▶ EXERCISE DESCRIPTION
Scan the data below and pick out the lines containing the word "ffffff".

Stored records
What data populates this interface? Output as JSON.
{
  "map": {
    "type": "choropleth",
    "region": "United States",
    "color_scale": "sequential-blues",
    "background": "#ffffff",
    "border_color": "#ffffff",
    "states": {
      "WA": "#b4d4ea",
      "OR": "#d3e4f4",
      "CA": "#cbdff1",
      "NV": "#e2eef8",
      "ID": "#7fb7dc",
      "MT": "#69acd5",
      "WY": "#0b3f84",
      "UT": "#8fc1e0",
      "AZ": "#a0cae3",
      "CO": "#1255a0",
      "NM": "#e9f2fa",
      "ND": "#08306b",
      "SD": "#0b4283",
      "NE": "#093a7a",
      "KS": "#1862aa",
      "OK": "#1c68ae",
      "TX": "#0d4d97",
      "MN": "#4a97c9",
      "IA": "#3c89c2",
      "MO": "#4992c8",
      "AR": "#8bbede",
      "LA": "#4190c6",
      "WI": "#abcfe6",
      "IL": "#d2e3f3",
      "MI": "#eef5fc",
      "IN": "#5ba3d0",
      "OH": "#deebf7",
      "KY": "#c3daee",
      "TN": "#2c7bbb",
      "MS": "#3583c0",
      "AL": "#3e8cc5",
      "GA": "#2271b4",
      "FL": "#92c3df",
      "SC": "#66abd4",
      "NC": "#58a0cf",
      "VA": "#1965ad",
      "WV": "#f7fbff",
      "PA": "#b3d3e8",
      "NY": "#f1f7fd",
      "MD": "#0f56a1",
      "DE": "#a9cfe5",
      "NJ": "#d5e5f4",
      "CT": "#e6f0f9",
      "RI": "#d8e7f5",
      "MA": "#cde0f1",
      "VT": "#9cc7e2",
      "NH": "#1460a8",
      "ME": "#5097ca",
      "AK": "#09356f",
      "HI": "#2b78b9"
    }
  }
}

▶ OUTPUT
    "background": "#ffffff",
    "border_color": "#ffffff",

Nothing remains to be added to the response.